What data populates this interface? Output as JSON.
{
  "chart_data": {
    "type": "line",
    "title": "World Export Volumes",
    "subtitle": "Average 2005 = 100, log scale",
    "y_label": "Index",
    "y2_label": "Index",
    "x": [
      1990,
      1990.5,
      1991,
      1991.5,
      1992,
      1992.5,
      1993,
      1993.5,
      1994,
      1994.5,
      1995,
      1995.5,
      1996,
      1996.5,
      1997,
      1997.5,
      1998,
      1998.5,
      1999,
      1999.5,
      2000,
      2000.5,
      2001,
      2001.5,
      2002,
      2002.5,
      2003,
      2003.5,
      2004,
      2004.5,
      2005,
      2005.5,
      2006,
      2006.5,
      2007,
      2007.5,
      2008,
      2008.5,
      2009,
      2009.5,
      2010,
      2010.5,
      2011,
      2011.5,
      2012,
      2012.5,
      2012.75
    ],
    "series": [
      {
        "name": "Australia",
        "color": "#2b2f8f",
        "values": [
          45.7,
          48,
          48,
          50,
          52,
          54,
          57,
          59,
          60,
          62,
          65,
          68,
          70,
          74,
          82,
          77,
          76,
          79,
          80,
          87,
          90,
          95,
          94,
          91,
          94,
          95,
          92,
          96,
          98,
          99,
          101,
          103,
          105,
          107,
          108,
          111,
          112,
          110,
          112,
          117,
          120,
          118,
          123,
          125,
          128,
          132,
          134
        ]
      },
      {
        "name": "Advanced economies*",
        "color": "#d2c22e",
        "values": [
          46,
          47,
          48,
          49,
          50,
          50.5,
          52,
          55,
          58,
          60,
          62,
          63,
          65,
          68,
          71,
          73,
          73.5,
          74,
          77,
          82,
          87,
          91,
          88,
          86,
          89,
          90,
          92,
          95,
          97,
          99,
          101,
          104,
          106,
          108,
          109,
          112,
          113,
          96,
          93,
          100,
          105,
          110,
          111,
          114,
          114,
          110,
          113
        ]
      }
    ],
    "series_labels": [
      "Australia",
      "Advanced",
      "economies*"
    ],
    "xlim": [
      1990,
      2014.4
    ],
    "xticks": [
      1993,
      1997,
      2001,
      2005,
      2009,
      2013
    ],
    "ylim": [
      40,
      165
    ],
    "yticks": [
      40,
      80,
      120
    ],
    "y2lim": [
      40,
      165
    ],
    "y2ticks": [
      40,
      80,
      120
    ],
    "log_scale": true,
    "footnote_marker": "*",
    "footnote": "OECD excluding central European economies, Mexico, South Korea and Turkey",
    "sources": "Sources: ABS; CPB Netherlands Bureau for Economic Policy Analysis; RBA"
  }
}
========================================================================
**Set problem**
Identify the lines above with the word "name". Copy them.

**Correct result**
        "name": "Australia",
        "name": "Advanced economies*",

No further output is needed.